* Begin GIVEN RECORDS *

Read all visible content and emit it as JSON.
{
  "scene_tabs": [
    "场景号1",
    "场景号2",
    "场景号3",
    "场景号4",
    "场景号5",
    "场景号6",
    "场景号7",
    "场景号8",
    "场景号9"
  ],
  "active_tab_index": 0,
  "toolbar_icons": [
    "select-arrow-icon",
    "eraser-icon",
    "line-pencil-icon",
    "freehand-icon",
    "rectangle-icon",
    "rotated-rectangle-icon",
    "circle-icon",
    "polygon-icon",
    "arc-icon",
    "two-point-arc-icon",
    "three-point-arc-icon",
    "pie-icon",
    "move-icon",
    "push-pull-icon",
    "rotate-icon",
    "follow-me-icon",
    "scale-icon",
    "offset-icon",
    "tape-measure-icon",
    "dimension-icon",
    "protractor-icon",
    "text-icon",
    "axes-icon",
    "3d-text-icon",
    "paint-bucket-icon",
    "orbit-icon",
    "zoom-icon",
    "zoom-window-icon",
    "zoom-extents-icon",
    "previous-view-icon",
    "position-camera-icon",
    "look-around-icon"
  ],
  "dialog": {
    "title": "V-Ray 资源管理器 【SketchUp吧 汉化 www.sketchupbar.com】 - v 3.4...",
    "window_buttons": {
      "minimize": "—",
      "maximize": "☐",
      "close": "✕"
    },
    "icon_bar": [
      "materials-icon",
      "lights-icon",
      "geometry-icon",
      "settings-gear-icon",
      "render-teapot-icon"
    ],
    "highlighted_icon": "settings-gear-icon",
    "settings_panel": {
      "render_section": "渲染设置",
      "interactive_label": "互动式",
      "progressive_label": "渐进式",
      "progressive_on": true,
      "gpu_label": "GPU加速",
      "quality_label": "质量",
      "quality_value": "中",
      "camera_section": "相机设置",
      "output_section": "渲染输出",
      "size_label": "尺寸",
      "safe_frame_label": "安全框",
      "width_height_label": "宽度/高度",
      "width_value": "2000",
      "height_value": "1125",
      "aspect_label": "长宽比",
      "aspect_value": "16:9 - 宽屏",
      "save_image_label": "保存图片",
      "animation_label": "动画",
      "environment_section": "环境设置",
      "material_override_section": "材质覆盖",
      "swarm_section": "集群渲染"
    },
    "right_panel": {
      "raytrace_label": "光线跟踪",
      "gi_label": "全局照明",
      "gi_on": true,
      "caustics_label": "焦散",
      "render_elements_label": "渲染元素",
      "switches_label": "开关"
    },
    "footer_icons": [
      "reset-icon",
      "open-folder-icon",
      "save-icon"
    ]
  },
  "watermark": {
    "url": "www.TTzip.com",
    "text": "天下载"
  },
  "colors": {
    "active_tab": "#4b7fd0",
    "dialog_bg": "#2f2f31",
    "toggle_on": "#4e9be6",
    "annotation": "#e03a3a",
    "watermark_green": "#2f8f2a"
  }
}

* End GIVEN RECORDS *

> _GOAL OF THE EXERCISE_: Write the entire listing out again, word for word.

> _SOLUTION FOR THIS EXERCISE_:
Read all visible content and emit it as JSON.
{
  "scene_tabs": [
    "场景号1",
    "场景号2",
    "场景号3",
    "场景号4",
    "场景号5",
    "场景号6",
    "场景号7",
    "场景号8",
    "场景号9"
  ],
  "active_tab_index": 0,
  "toolbar_icons": [
    "select-arrow-icon",
    "eraser-icon",
    "line-pencil-icon",
    "freehand-icon",
    "rectangle-icon",
    "rotated-rectangle-icon",
    "circle-icon",
    "polygon-icon",
    "arc-icon",
    "two-point-arc-icon",
    "three-point-arc-icon",
    "pie-icon",
    "move-icon",
    "push-pull-icon",
    "rotate-icon",
    "follow-me-icon",
    "scale-icon",
    "offset-icon",
    "tape-measure-icon",
    "dimension-icon",
    "protractor-icon",
    "text-icon",
    "axes-icon",
    "3d-text-icon",
    "paint-bucket-icon",
    "orbit-icon",
    "zoom-icon",
    "zoom-window-icon",
    "zoom-extents-icon",
    "previous-view-icon",
    "position-camera-icon",
    "look-around-icon"
  ],
  "dialog": {
    "title": "V-Ray 资源管理器 【SketchUp吧 汉化 www.sketchupbar.com】 - v 3.4...",
    "window_buttons": {
      "minimize": "—",
      "maximize": "☐",
      "close": "✕"
    },
    "icon_bar": [
      "materials-icon",
      "lights-icon",
      "geometry-icon",
      "settings-gear-icon",
      "render-teapot-icon"
    ],
    "highlighted_icon": "settings-gear-icon",
    "settings_panel": {
      "render_section": "渲染设置",
      "interactive_label": "互动式",
      "progressive_label": "渐进式",
      "progressive_on": true,
      "gpu_label": "GPU加速",
      "quality_label": "质量",
      "quality_value": "中",
      "camera_section": "相机设置",
      "output_section": "渲染输出",
      "size_label": "尺寸",
      "safe_frame_label": "安全框",
      "width_height_label": "宽度/高度",
      "width_value": "2000",
      "height_value": "1125",
      "aspect_label": "长宽比",
      "aspect_value": "16:9 - 宽屏",
      "save_image_label": "保存图片",
      "animation_label": "动画",
      "environment_section": "环境设置",
      "material_override_section": "材质覆盖",
      "swarm_section": "集群渲染"
    },
    "right_panel": {
      "raytrace_label": "光线跟踪",
      "gi_label": "全局照明",
      "gi_on": true,
      "caustics_label": "焦散",
      "render_elements_label": "渲染元素",
      "switches_label": "开关"
    },
    "footer_icons": [
      "reset-icon",
      "open-folder-icon",
      "save-icon"
    ]
  },
  "watermark": {
    "url": "www.TTzip.com",
    "text": "天下载"
  },
  "colors": {
    "active_tab": "#4b7fd0",
    "dialog_bg": "#2f2f31",
    "toggle_on": "#4e9be6",
    "annotation": "#e03a3a",
    "watermark_green": "#2f8f2a"
  }
}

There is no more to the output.